__Requirement__
Find the word "Computer" in the data. Return every line where it appears.
** start of Record set **
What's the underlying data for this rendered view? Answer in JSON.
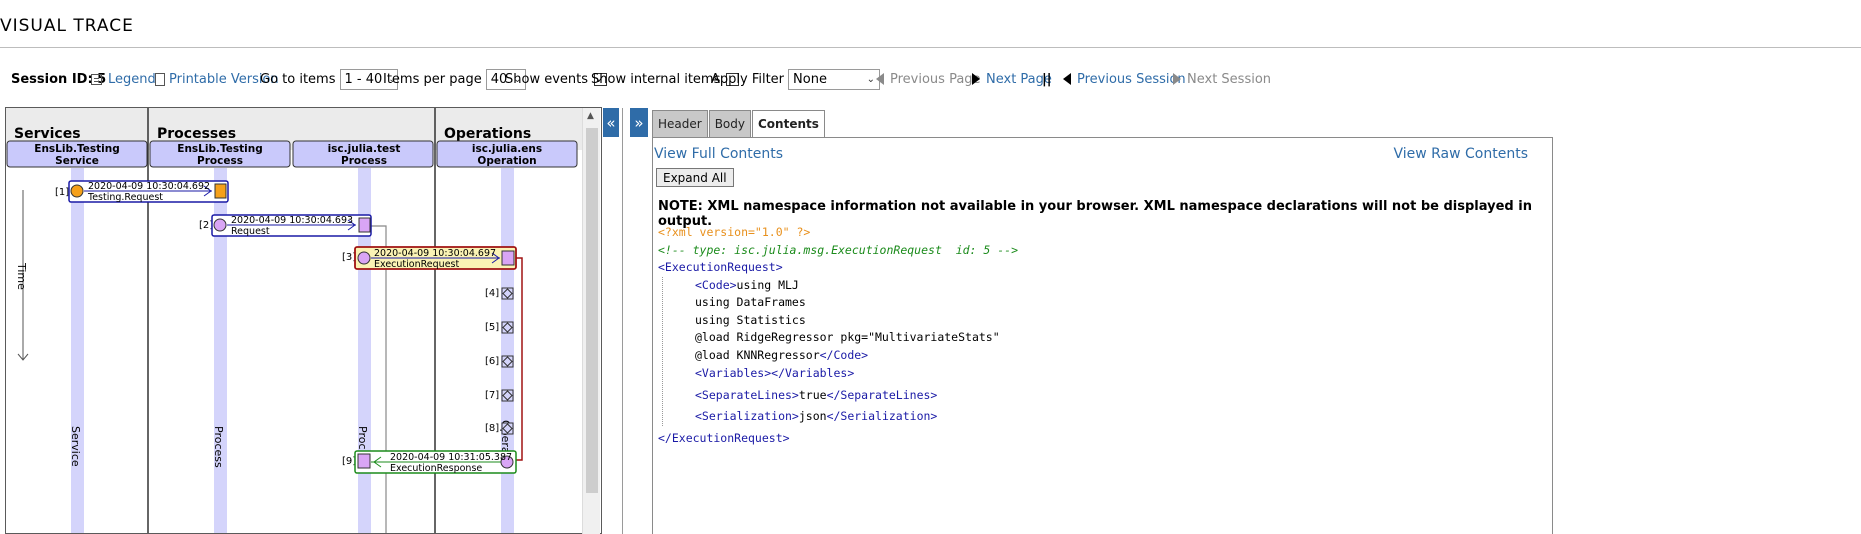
{
  "page": {
    "title": "VISUAL TRACE"
  },
  "toolbar": {
    "session_id_label": "Session ID: 5",
    "legend": "Legend",
    "printable": "Printable Version",
    "goto_label": "Go to items",
    "goto_value": "1 - 40",
    "per_page_label": "Items per page",
    "per_page_value": "40",
    "show_events_label": "Show events",
    "show_events_checked": "✓",
    "show_internal_label": "Show internal items",
    "apply_filter_label": "Apply Filter",
    "filter_value": "None",
    "prev_page": "Previous Page",
    "next_page": "Next Page",
    "separator": "||",
    "prev_session": "Previous Session",
    "next_session": "Next Session"
  },
  "trace": {
    "time_label": "Time",
    "headers": {
      "services": "Services",
      "processes": "Processes",
      "operations": "Operations"
    },
    "columns": [
      {
        "line1": "EnsLib.Testing",
        "line2": "Service",
        "lane_label": "Service"
      },
      {
        "line1": "EnsLib.Testing",
        "line2": "Process",
        "lane_label": "Process"
      },
      {
        "line1": "isc.julia.test",
        "line2": "Process",
        "lane_label": "Proc"
      },
      {
        "line1": "isc.julia.ens",
        "line2": "Operation",
        "lane_label": "Opera"
      }
    ],
    "messages": [
      {
        "index": "[1]",
        "time": "2020-04-09 10:30:04.692",
        "name": "Testing.Request"
      },
      {
        "index": "[2]",
        "time": "2020-04-09 10:30:04.693",
        "name": "Request"
      },
      {
        "index": "[3]",
        "time": "2020-04-09 10:30:04.697",
        "name": "ExecutionRequest"
      },
      {
        "index": "[9]",
        "time": "2020-04-09 10:31:05.387",
        "name": "ExecutionResponse"
      }
    ],
    "events": [
      "[4]",
      "[5]",
      "[6]",
      "[7]",
      "[8]"
    ],
    "colors": {
      "header_bg": "#c9c9fb",
      "lane": "#d4d4fb",
      "request": "#1a1aa6",
      "highlight": "#fbf3b5",
      "selected_border": "#a01212",
      "response": "#1b8b1b",
      "service_dot": "#f5a01a",
      "process_dot": "#d9a5f5"
    }
  },
  "details": {
    "tabs": [
      "Header",
      "Body",
      "Contents"
    ],
    "active_tab": "Contents",
    "view_full": "View Full Contents",
    "view_raw": "View Raw Contents",
    "expand_all": "Expand All",
    "note": "NOTE: XML namespace information not available in your browser. XML namespace declarations will not be displayed in output.",
    "xml": {
      "pi": "<?xml version=\"1.0\" ?>",
      "comment": "<!-- type: isc.julia.msg.ExecutionRequest  id: 5 -->",
      "root_open": "<ExecutionRequest>",
      "code_open": "<Code>",
      "code_lines": [
        "using MLJ",
        "using DataFrames",
        "using Statistics",
        "@load RidgeRegressor pkg=\"MultivariateStats\"",
        "@load KNNRegressor"
      ],
      "code_close": "</Code>",
      "variables": "<Variables></Variables>",
      "sep_open": "<SeparateLines>",
      "sep_value": "true",
      "sep_close": "</SeparateLines>",
      "ser_open": "<Serialization>",
      "ser_value": "json",
      "ser_close": "</Serialization>",
      "root_close": "</ExecutionRequest>"
    }
  }
}
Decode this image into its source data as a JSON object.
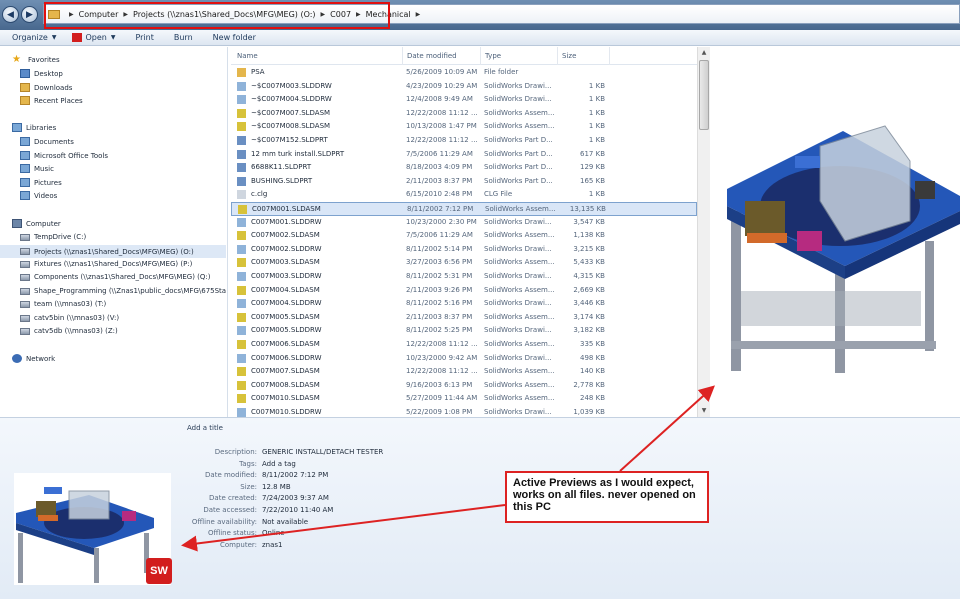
{
  "window": {
    "breadcrumb": [
      "Computer",
      "Projects (\\\\znas1\\Shared_Docs\\MFG\\MEG) (O:)",
      "C007",
      "Mechanical"
    ],
    "nav_back_icon": "back-arrow-icon",
    "nav_forward_icon": "forward-arrow-icon"
  },
  "toolbar": {
    "organize": "Organize",
    "open": "Open",
    "print": "Print",
    "burn": "Burn",
    "new_folder": "New folder"
  },
  "navpane": {
    "favorites": "Favorites",
    "desktop": "Desktop",
    "downloads": "Downloads",
    "recent": "Recent Places",
    "libraries": "Libraries",
    "documents": "Documents",
    "office_tools": "Microsoft Office Tools",
    "music": "Music",
    "pictures": "Pictures",
    "videos": "Videos",
    "computer": "Computer",
    "drives": [
      "TempDrive (C:)",
      "Projects (\\\\znas1\\Shared_Docs\\MFG\\MEG) (O:)",
      "Fixtures (\\\\znas1\\Shared_Docs\\MFG\\MEG) (P:)",
      "Components (\\\\znas1\\Shared_Docs\\MFG\\MEG) (Q:)",
      "Shape_Programming (\\\\Znas1\\public_docs\\MFG\\675Sta",
      "team (\\\\mnas03) (T:)",
      "catv5bin (\\\\mnas03) (V:)",
      "catv5db (\\\\mnas03) (Z:)"
    ],
    "network": "Network"
  },
  "filelist": {
    "headers": {
      "name": "Name",
      "date": "Date modified",
      "type": "Type",
      "size": "Size"
    },
    "rows": [
      {
        "name": "PSA",
        "date": "5/26/2009 10:09 AM",
        "type": "File folder",
        "size": "",
        "icon": "folder"
      },
      {
        "name": "~$C007M003.SLDDRW",
        "date": "4/23/2009 10:29 AM",
        "type": "SolidWorks Drawi...",
        "size": "1 KB",
        "icon": "drw"
      },
      {
        "name": "~$C007M004.SLDDRW",
        "date": "12/4/2008 9:49 AM",
        "type": "SolidWorks Drawi...",
        "size": "1 KB",
        "icon": "drw"
      },
      {
        "name": "~$C007M007.SLDASM",
        "date": "12/22/2008 11:12 ...",
        "type": "SolidWorks Assem...",
        "size": "1 KB",
        "icon": "asm"
      },
      {
        "name": "~$C007M008.SLDASM",
        "date": "10/13/2008 1:47 PM",
        "type": "SolidWorks Assem...",
        "size": "1 KB",
        "icon": "asm"
      },
      {
        "name": "~$C007M152.SLDPRT",
        "date": "12/22/2008 11:12 ...",
        "type": "SolidWorks Part D...",
        "size": "1 KB",
        "icon": "prt"
      },
      {
        "name": "12 mm turk install.SLDPRT",
        "date": "7/5/2006 11:29 AM",
        "type": "SolidWorks Part D...",
        "size": "617 KB",
        "icon": "prt"
      },
      {
        "name": "6688K11.SLDPRT",
        "date": "8/18/2003 4:09 PM",
        "type": "SolidWorks Part D...",
        "size": "129 KB",
        "icon": "prt"
      },
      {
        "name": "BUSHING.SLDPRT",
        "date": "2/11/2003 8:37 PM",
        "type": "SolidWorks Part D...",
        "size": "165 KB",
        "icon": "prt"
      },
      {
        "name": "c.clg",
        "date": "6/15/2010 2:48 PM",
        "type": "CLG File",
        "size": "1 KB",
        "icon": "file"
      },
      {
        "name": "C007M001.SLDASM",
        "date": "8/11/2002 7:12 PM",
        "type": "SolidWorks Assem...",
        "size": "13,135 KB",
        "icon": "asm",
        "selected": true
      },
      {
        "name": "C007M001.SLDDRW",
        "date": "10/23/2000 2:30 PM",
        "type": "SolidWorks Drawi...",
        "size": "3,547 KB",
        "icon": "drw"
      },
      {
        "name": "C007M002.SLDASM",
        "date": "7/5/2006 11:29 AM",
        "type": "SolidWorks Assem...",
        "size": "1,138 KB",
        "icon": "asm"
      },
      {
        "name": "C007M002.SLDDRW",
        "date": "8/11/2002 5:14 PM",
        "type": "SolidWorks Drawi...",
        "size": "3,215 KB",
        "icon": "drw"
      },
      {
        "name": "C007M003.SLDASM",
        "date": "3/27/2003 6:56 PM",
        "type": "SolidWorks Assem...",
        "size": "5,433 KB",
        "icon": "asm"
      },
      {
        "name": "C007M003.SLDDRW",
        "date": "8/11/2002 5:31 PM",
        "type": "SolidWorks Drawi...",
        "size": "4,315 KB",
        "icon": "drw"
      },
      {
        "name": "C007M004.SLDASM",
        "date": "2/11/2003 9:26 PM",
        "type": "SolidWorks Assem...",
        "size": "2,669 KB",
        "icon": "asm"
      },
      {
        "name": "C007M004.SLDDRW",
        "date": "8/11/2002 5:16 PM",
        "type": "SolidWorks Drawi...",
        "size": "3,446 KB",
        "icon": "drw"
      },
      {
        "name": "C007M005.SLDASM",
        "date": "2/11/2003 8:37 PM",
        "type": "SolidWorks Assem...",
        "size": "3,174 KB",
        "icon": "asm"
      },
      {
        "name": "C007M005.SLDDRW",
        "date": "8/11/2002 5:25 PM",
        "type": "SolidWorks Drawi...",
        "size": "3,182 KB",
        "icon": "drw"
      },
      {
        "name": "C007M006.SLDASM",
        "date": "12/22/2008 11:12 ...",
        "type": "SolidWorks Assem...",
        "size": "335 KB",
        "icon": "asm"
      },
      {
        "name": "C007M006.SLDDRW",
        "date": "10/23/2000 9:42 AM",
        "type": "SolidWorks Drawi...",
        "size": "498 KB",
        "icon": "drw"
      },
      {
        "name": "C007M007.SLDASM",
        "date": "12/22/2008 11:12 ...",
        "type": "SolidWorks Assem...",
        "size": "140 KB",
        "icon": "asm"
      },
      {
        "name": "C007M008.SLDASM",
        "date": "9/16/2003 6:13 PM",
        "type": "SolidWorks Assem...",
        "size": "2,778 KB",
        "icon": "asm"
      },
      {
        "name": "C007M010.SLDASM",
        "date": "5/27/2009 11:44 AM",
        "type": "SolidWorks Assem...",
        "size": "248 KB",
        "icon": "asm"
      },
      {
        "name": "C007M010.SLDDRW",
        "date": "5/22/2009 1:08 PM",
        "type": "SolidWorks Drawi...",
        "size": "1,039 KB",
        "icon": "drw"
      }
    ]
  },
  "details": {
    "add_title": "Add a title",
    "props": [
      {
        "label": "Description:",
        "value": "GENERIC INSTALL/DETACH TESTER"
      },
      {
        "label": "Tags:",
        "value": "Add a tag"
      },
      {
        "label": "Date modified:",
        "value": "8/11/2002 7:12 PM"
      },
      {
        "label": "Size:",
        "value": "12.8 MB"
      },
      {
        "label": "Date created:",
        "value": "7/24/2003 9:37 AM"
      },
      {
        "label": "Date accessed:",
        "value": "7/22/2010 11:40 AM"
      },
      {
        "label": "Offline availability:",
        "value": "Not available"
      },
      {
        "label": "Offline status:",
        "value": "Online"
      },
      {
        "label": "Computer:",
        "value": "znas1"
      }
    ],
    "sw_badge": "SW"
  },
  "annotation": {
    "text": "Active Previews as I would expect, works on all files. never opened on this PC",
    "color": "#dd2222"
  }
}
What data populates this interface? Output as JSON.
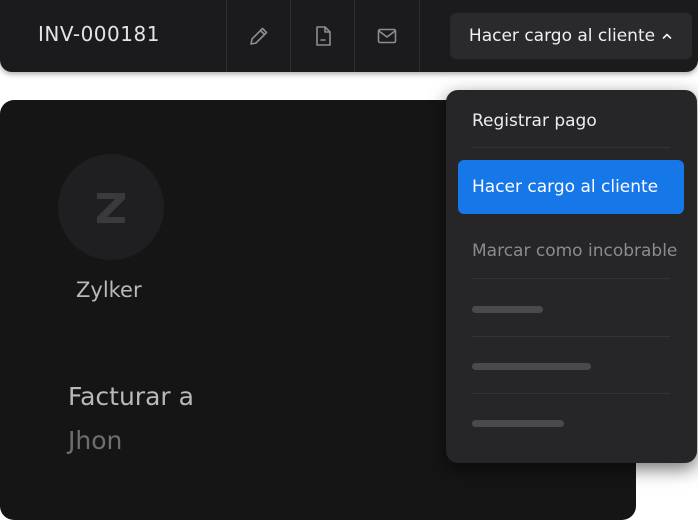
** end of Record set **
__Exercise response__
      "Computer",
    "computer": "Computer",
        "label": "Computer:",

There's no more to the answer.